To do: Could you print every record below exactly as it appears?

Extracted information:
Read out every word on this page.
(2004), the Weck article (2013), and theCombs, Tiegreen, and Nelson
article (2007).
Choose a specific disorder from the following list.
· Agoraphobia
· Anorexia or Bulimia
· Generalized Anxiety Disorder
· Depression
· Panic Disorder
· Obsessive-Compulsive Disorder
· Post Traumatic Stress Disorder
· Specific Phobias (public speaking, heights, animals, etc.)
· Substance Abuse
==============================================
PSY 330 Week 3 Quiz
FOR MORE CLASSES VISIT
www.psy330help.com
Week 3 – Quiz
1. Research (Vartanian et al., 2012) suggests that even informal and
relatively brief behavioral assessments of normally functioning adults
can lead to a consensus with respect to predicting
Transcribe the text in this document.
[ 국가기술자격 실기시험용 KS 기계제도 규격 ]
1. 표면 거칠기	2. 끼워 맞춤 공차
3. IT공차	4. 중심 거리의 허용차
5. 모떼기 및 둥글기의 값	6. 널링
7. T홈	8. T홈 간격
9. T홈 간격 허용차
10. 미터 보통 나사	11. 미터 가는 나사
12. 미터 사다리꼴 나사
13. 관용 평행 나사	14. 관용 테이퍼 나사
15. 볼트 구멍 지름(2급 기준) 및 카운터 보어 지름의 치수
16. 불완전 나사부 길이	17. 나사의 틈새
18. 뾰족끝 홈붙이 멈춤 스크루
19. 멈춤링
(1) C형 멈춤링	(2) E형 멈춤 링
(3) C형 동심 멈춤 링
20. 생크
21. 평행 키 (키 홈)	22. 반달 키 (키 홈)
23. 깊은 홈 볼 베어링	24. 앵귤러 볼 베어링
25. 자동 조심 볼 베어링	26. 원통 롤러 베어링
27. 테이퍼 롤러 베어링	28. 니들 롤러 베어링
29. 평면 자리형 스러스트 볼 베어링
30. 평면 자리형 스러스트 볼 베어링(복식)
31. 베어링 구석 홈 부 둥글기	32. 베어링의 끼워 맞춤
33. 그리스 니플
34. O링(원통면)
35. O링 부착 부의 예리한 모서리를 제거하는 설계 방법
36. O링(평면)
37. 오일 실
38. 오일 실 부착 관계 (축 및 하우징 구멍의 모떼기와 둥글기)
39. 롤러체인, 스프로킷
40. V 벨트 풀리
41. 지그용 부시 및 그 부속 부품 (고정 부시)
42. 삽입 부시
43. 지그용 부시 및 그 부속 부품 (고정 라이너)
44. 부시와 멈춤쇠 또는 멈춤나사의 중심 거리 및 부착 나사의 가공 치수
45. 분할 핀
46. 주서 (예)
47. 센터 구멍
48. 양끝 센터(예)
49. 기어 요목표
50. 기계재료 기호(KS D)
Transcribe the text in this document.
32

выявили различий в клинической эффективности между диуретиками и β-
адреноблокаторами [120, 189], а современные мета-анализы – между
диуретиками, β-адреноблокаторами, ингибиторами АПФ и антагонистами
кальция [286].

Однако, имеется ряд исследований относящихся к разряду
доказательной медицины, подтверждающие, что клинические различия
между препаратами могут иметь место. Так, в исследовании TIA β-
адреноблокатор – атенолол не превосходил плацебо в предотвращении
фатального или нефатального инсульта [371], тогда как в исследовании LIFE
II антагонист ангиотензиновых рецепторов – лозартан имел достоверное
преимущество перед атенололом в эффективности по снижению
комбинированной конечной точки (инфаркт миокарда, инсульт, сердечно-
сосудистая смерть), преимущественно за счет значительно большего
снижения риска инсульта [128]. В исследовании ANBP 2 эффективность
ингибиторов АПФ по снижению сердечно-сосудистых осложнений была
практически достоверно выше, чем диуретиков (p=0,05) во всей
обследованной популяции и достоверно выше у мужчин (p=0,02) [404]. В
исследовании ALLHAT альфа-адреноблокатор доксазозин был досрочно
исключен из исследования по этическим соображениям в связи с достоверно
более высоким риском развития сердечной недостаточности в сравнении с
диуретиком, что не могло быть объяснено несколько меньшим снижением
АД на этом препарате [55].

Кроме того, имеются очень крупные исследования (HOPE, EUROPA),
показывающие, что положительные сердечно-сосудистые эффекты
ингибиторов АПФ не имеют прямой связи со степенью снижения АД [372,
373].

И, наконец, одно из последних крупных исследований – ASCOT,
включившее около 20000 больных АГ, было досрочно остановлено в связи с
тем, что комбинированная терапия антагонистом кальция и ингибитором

Result:
Read out every word on this page.
(2004), the Weck article (2013), and theCombs, Tiegreen, and Nelson
article (2007).
Choose a specific disorder from the following list.
· Agoraphobia
· Anorexia or Bulimia
· Generalized Anxiety Disorder
· Depression
· Panic Disorder
· Obsessive-Compulsive Disorder
· Post Traumatic Stress Disorder
· Specific Phobias (public speaking, heights, animals, etc.)
· Substance Abuse
==============================================
PSY 330 Week 3 Quiz
FOR MORE CLASSES VISIT
www.psy330help.com
Week 3 – Quiz
1. Research (Vartanian et al., 2012) suggests that even informal and
relatively brief behavioral assessments of normally functioning adults
can lead to a consensus with respect to predicting
Transcribe the text in this document.
[ 국가기술자격 실기시험용 KS 기계제도 규격 ]
1. 표면 거칠기	2. 끼워 맞춤 공차
3. IT공차	4. 중심 거리의 허용차
5. 모떼기 및 둥글기의 값	6. 널링
7. T홈	8. T홈 간격
9. T홈 간격 허용차
10. 미터 보통 나사	11. 미터 가는 나사
12. 미터 사다리꼴 나사
13. 관용 평행 나사	14. 관용 테이퍼 나사
15. 볼트 구멍 지름(2급 기준) 및 카운터 보어 지름의 치수
16. 불완전 나사부 길이	17. 나사의 틈새
18. 뾰족끝 홈붙이 멈춤 스크루
19. 멈춤링
(1) C형 멈춤링	(2) E형 멈춤 링
(3) C형 동심 멈춤 링
20. 생크
21. 평행 키 (키 홈)	22. 반달 키 (키 홈)
23. 깊은 홈 볼 베어링	24. 앵귤러 볼 베어링
25. 자동 조심 볼 베어링	26. 원통 롤러 베어링
27. 테이퍼 롤러 베어링	28. 니들 롤러 베어링
29. 평면 자리형 스러스트 볼 베어링
30. 평면 자리형 스러스트 볼 베어링(복식)
31. 베어링 구석 홈 부 둥글기	32. 베어링의 끼워 맞춤
33. 그리스 니플
34. O링(원통면)
35. O링 부착 부의 예리한 모서리를 제거하는 설계 방법
36. O링(평면)
37. 오일 실
38. 오일 실 부착 관계 (축 및 하우징 구멍의 모떼기와 둥글기)
39. 롤러체인, 스프로킷
40. V 벨트 풀리
41. 지그용 부시 및 그 부속 부품 (고정 부시)
42. 삽입 부시
43. 지그용 부시 및 그 부속 부품 (고정 라이너)
44. 부시와 멈춤쇠 또는 멈춤나사의 중심 거리 및 부착 나사의 가공 치수
45. 분할 핀
46. 주서 (예)
47. 센터 구멍
48. 양끝 센터(예)
49. 기어 요목표
50. 기계재료 기호(KS D)
Transcribe the text in this document.
32

выявили различий в клинической эффективности между диуретиками и β-
адреноблокаторами [120, 189], а современные мета-анализы – между
диуретиками, β-адреноблокаторами, ингибиторами АПФ и антагонистами
кальция [286].

Однако, имеется ряд исследований относящихся к разряду
доказательной медицины, подтверждающие, что клинические различия
между препаратами могут иметь место. Так, в исследовании TIA β-
адреноблокатор – атенолол не превосходил плацебо в предотвращении
фатального или нефатального инсульта [371], тогда как в исследовании LIFE
II антагонист ангиотензиновых рецепторов – лозартан имел достоверное
преимущество перед атенололом в эффективности по снижению
комбинированной конечной точки (инфаркт миокарда, инсульт, сердечно-
сосудистая смерть), преимущественно за счет значительно большего
снижения риска инсульта [128]. В исследовании ANBP 2 эффективность
ингибиторов АПФ по снижению сердечно-сосудистых осложнений была
практически достоверно выше, чем диуретиков (p=0,05) во всей
обследованной популяции и достоверно выше у мужчин (p=0,02) [404]. В
исследовании ALLHAT альфа-адреноблокатор доксазозин был досрочно
исключен из исследования по этическим соображениям в связи с достоверно
более высоким риском развития сердечной недостаточности в сравнении с
диуретиком, что не могло быть объяснено несколько меньшим снижением
АД на этом препарате [55].

Кроме того, имеются очень крупные исследования (HOPE, EUROPA),
показывающие, что положительные сердечно-сосудистые эффекты
ингибиторов АПФ не имеют прямой связи со степенью снижения АД [372,
373].

И, наконец, одно из последних крупных исследований – ASCOT,
включившее около 20000 больных АГ, было досрочно остановлено в связи с
тем, что комбинированная терапия антагонистом кальция и ингибитором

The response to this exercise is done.